— BEGIN Supplied material —

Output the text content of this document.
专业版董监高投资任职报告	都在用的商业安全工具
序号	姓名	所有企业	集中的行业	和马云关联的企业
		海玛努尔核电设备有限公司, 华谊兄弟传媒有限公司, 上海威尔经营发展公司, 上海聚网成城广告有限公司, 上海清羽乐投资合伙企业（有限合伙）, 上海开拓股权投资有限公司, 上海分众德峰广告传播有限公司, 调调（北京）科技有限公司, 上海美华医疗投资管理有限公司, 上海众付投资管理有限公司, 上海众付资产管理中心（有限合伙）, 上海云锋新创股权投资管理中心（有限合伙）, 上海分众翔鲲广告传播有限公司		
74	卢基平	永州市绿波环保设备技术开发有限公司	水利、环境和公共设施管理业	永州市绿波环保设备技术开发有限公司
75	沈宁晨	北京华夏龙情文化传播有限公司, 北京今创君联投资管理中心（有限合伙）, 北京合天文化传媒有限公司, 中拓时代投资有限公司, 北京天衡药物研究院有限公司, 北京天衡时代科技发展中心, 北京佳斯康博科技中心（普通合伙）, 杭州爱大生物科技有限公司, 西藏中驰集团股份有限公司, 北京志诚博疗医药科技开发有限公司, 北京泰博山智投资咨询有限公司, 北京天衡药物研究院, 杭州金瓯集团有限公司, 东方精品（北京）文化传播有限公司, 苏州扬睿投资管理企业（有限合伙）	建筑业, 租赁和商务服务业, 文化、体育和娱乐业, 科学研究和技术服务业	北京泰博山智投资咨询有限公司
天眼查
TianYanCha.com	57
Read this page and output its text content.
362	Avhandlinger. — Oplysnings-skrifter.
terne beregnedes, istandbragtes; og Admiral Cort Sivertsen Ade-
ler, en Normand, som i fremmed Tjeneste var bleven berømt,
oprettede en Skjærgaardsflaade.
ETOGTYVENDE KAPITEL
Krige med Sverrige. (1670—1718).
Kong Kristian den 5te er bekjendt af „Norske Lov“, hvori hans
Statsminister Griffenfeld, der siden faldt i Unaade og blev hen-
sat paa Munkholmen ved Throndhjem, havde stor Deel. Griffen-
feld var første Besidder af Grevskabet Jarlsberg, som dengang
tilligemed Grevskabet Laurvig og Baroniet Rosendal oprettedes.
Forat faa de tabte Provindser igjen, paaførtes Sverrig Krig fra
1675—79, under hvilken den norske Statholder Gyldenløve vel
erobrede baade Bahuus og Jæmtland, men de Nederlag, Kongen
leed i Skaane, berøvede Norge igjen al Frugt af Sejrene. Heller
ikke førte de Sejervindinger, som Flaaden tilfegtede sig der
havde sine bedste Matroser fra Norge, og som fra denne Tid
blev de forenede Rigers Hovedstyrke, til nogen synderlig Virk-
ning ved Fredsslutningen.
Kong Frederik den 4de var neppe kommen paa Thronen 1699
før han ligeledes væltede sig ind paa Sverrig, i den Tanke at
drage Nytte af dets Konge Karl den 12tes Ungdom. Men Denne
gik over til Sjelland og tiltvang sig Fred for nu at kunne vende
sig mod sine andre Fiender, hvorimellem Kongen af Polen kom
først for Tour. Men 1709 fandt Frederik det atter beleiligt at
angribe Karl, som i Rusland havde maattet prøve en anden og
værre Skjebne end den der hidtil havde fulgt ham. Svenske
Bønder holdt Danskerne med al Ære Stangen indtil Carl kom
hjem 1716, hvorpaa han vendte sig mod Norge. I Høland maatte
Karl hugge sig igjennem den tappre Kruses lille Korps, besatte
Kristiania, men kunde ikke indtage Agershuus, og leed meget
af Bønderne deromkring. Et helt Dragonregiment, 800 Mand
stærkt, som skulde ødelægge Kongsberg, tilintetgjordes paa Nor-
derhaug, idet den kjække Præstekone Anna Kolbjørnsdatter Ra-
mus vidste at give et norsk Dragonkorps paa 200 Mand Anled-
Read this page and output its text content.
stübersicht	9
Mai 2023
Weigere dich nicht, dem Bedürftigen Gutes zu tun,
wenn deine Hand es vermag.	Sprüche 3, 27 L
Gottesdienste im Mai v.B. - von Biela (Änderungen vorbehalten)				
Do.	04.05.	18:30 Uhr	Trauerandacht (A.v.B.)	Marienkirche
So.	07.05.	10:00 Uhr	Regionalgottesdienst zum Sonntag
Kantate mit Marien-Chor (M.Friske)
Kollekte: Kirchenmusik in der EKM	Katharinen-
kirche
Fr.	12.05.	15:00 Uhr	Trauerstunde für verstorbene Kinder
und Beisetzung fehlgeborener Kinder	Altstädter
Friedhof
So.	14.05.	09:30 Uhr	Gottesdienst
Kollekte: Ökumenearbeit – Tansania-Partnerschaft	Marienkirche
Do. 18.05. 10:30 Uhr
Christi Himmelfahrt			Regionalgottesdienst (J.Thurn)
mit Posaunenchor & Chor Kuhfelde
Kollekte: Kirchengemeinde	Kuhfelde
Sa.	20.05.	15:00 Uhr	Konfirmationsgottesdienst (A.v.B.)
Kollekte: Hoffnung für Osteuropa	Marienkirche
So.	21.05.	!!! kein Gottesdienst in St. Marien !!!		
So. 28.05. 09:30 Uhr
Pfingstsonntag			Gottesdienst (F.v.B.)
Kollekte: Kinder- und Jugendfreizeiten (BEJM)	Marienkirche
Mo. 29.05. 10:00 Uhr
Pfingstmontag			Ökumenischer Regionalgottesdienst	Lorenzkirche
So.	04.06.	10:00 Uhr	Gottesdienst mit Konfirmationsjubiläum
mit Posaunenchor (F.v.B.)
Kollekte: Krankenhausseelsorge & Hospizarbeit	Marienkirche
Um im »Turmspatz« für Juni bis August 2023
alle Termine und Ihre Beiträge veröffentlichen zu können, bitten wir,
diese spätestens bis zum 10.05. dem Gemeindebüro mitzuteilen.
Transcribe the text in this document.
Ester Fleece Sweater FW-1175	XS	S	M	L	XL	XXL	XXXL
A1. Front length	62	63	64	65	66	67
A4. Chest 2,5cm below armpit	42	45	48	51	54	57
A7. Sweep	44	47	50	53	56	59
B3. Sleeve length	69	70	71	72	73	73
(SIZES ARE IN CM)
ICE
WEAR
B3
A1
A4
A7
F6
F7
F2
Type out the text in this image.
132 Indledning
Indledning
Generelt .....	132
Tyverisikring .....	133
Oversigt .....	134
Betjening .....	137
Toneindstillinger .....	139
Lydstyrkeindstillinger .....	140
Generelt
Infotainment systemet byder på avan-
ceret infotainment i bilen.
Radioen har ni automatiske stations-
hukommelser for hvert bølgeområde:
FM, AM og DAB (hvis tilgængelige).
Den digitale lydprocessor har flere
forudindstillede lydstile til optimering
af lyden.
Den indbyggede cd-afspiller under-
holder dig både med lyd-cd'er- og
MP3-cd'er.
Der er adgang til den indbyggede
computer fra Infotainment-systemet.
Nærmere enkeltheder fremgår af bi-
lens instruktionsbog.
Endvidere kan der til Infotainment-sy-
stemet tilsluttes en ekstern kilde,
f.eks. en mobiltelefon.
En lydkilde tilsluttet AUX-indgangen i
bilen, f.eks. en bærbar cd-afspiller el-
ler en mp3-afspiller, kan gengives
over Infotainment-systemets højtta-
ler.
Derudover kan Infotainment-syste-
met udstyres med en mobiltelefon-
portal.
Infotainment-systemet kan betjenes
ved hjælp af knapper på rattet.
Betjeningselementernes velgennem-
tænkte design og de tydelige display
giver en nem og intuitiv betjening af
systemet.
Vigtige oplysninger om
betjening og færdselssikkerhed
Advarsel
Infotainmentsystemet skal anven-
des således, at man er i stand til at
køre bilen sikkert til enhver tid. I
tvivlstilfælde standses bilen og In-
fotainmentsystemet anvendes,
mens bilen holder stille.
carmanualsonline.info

— END Supplied material —

• _Directive_
Output all of the data above without any alteration.

• _Answer for the task_
Output the text content of this document.
专业版董监高投资任职报告	都在用的商业安全工具
序号	姓名	所有企业	集中的行业	和马云关联的企业
		海玛努尔核电设备有限公司, 华谊兄弟传媒有限公司, 上海威尔经营发展公司, 上海聚网成城广告有限公司, 上海清羽乐投资合伙企业（有限合伙）, 上海开拓股权投资有限公司, 上海分众德峰广告传播有限公司, 调调（北京）科技有限公司, 上海美华医疗投资管理有限公司, 上海众付投资管理有限公司, 上海众付资产管理中心（有限合伙）, 上海云锋新创股权投资管理中心（有限合伙）, 上海分众翔鲲广告传播有限公司		
74	卢基平	永州市绿波环保设备技术开发有限公司	水利、环境和公共设施管理业	永州市绿波环保设备技术开发有限公司
75	沈宁晨	北京华夏龙情文化传播有限公司, 北京今创君联投资管理中心（有限合伙）, 北京合天文化传媒有限公司, 中拓时代投资有限公司, 北京天衡药物研究院有限公司, 北京天衡时代科技发展中心, 北京佳斯康博科技中心（普通合伙）, 杭州爱大生物科技有限公司, 西藏中驰集团股份有限公司, 北京志诚博疗医药科技开发有限公司, 北京泰博山智投资咨询有限公司, 北京天衡药物研究院, 杭州金瓯集团有限公司, 东方精品（北京）文化传播有限公司, 苏州扬睿投资管理企业（有限合伙）	建筑业, 租赁和商务服务业, 文化、体育和娱乐业, 科学研究和技术服务业	北京泰博山智投资咨询有限公司
天眼查
TianYanCha.com	57
Read this page and output its text content.
362	Avhandlinger. — Oplysnings-skrifter.
terne beregnedes, istandbragtes; og Admiral Cort Sivertsen Ade-
ler, en Normand, som i fremmed Tjeneste var bleven berømt,
oprettede en Skjærgaardsflaade.
ETOGTYVENDE KAPITEL
Krige med Sverrige. (1670—1718).
Kong Kristian den 5te er bekjendt af „Norske Lov“, hvori hans
Statsminister Griffenfeld, der siden faldt i Unaade og blev hen-
sat paa Munkholmen ved Throndhjem, havde stor Deel. Griffen-
feld var første Besidder af Grevskabet Jarlsberg, som dengang
tilligemed Grevskabet Laurvig og Baroniet Rosendal oprettedes.
Forat faa de tabte Provindser igjen, paaførtes Sverrig Krig fra
1675—79, under hvilken den norske Statholder Gyldenløve vel
erobrede baade Bahuus og Jæmtland, men de Nederlag, Kongen
leed i Skaane, berøvede Norge igjen al Frugt af Sejrene. Heller
ikke førte de Sejervindinger, som Flaaden tilfegtede sig der
havde sine bedste Matroser fra Norge, og som fra denne Tid
blev de forenede Rigers Hovedstyrke, til nogen synderlig Virk-
ning ved Fredsslutningen.
Kong Frederik den 4de var neppe kommen paa Thronen 1699
før han ligeledes væltede sig ind paa Sverrig, i den Tanke at
drage Nytte af dets Konge Karl den 12tes Ungdom. Men Denne
gik over til Sjelland og tiltvang sig Fred for nu at kunne vende
sig mod sine andre Fiender, hvorimellem Kongen af Polen kom
først for Tour. Men 1709 fandt Frederik det atter beleiligt at
angribe Karl, som i Rusland havde maattet prøve en anden og
værre Skjebne end den der hidtil havde fulgt ham. Svenske
Bønder holdt Danskerne med al Ære Stangen indtil Carl kom
hjem 1716, hvorpaa han vendte sig mod Norge. I Høland maatte
Karl hugge sig igjennem den tappre Kruses lille Korps, besatte
Kristiania, men kunde ikke indtage Agershuus, og leed meget
af Bønderne deromkring. Et helt Dragonregiment, 800 Mand
stærkt, som skulde ødelægge Kongsberg, tilintetgjordes paa Nor-
derhaug, idet den kjække Præstekone Anna Kolbjørnsdatter Ra-
mus vidste at give et norsk Dragonkorps paa 200 Mand Anled-
Read this page and output its text content.
stübersicht	9
Mai 2023
Weigere dich nicht, dem Bedürftigen Gutes zu tun,
wenn deine Hand es vermag.	Sprüche 3, 27 L
Gottesdienste im Mai v.B. - von Biela (Änderungen vorbehalten)				
Do.	04.05.	18:30 Uhr	Trauerandacht (A.v.B.)	Marienkirche
So.	07.05.	10:00 Uhr	Regionalgottesdienst zum Sonntag
Kantate mit Marien-Chor (M.Friske)
Kollekte: Kirchenmusik in der EKM	Katharinen-
kirche
Fr.	12.05.	15:00 Uhr	Trauerstunde für verstorbene Kinder
und Beisetzung fehlgeborener Kinder	Altstädter
Friedhof
So.	14.05.	09:30 Uhr	Gottesdienst
Kollekte: Ökumenearbeit – Tansania-Partnerschaft	Marienkirche
Do. 18.05. 10:30 Uhr
Christi Himmelfahrt			Regionalgottesdienst (J.Thurn)
mit Posaunenchor & Chor Kuhfelde
Kollekte: Kirchengemeinde	Kuhfelde
Sa.	20.05.	15:00 Uhr	Konfirmationsgottesdienst (A.v.B.)
Kollekte: Hoffnung für Osteuropa	Marienkirche
So.	21.05.	!!! kein Gottesdienst in St. Marien !!!		
So. 28.05. 09:30 Uhr
Pfingstsonntag			Gottesdienst (F.v.B.)
Kollekte: Kinder- und Jugendfreizeiten (BEJM)	Marienkirche
Mo. 29.05. 10:00 Uhr
Pfingstmontag			Ökumenischer Regionalgottesdienst	Lorenzkirche
So.	04.06.	10:00 Uhr	Gottesdienst mit Konfirmationsjubiläum
mit Posaunenchor (F.v.B.)
Kollekte: Krankenhausseelsorge & Hospizarbeit	Marienkirche
Um im »Turmspatz« für Juni bis August 2023
alle Termine und Ihre Beiträge veröffentlichen zu können, bitten wir,
diese spätestens bis zum 10.05. dem Gemeindebüro mitzuteilen.
Transcribe the text in this document.
Ester Fleece Sweater FW-1175	XS	S	M	L	XL	XXL	XXXL
A1. Front length	62	63	64	65	66	67
A4. Chest 2,5cm below armpit	42	45	48	51	54	57
A7. Sweep	44	47	50	53	56	59
B3. Sleeve length	69	70	71	72	73	73
(SIZES ARE IN CM)
ICE
WEAR
B3
A1
A4
A7
F6
F7
F2
Type out the text in this image.
132 Indledning
Indledning
Generelt .....	132
Tyverisikring .....	133
Oversigt .....	134
Betjening .....	137
Toneindstillinger .....	139
Lydstyrkeindstillinger .....	140
Generelt
Infotainment systemet byder på avan-
ceret infotainment i bilen.
Radioen har ni automatiske stations-
hukommelser for hvert bølgeområde:
FM, AM og DAB (hvis tilgængelige).
Den digitale lydprocessor har flere
forudindstillede lydstile til optimering
af lyden.
Den indbyggede cd-afspiller under-
holder dig både med lyd-cd'er- og
MP3-cd'er.
Der er adgang til den indbyggede
computer fra Infotainment-systemet.
Nærmere enkeltheder fremgår af bi-
lens instruktionsbog.
Endvidere kan der til Infotainment-sy-
stemet tilsluttes en ekstern kilde,
f.eks. en mobiltelefon.
En lydkilde tilsluttet AUX-indgangen i
bilen, f.eks. en bærbar cd-afspiller el-
ler en mp3-afspiller, kan gengives
over Infotainment-systemets højtta-
ler.
Derudover kan Infotainment-syste-
met udstyres med en mobiltelefon-
portal.
Infotainment-systemet kan betjenes
ved hjælp af knapper på rattet.
Betjeningselementernes velgennem-
tænkte design og de tydelige display
giver en nem og intuitiv betjening af
systemet.
Vigtige oplysninger om
betjening og færdselssikkerhed
Advarsel
Infotainmentsystemet skal anven-
des således, at man er i stand til at
køre bilen sikkert til enhver tid. I
tvivlstilfælde standses bilen og In-
fotainmentsystemet anvendes,
mens bilen holder stille.
carmanualsonline.info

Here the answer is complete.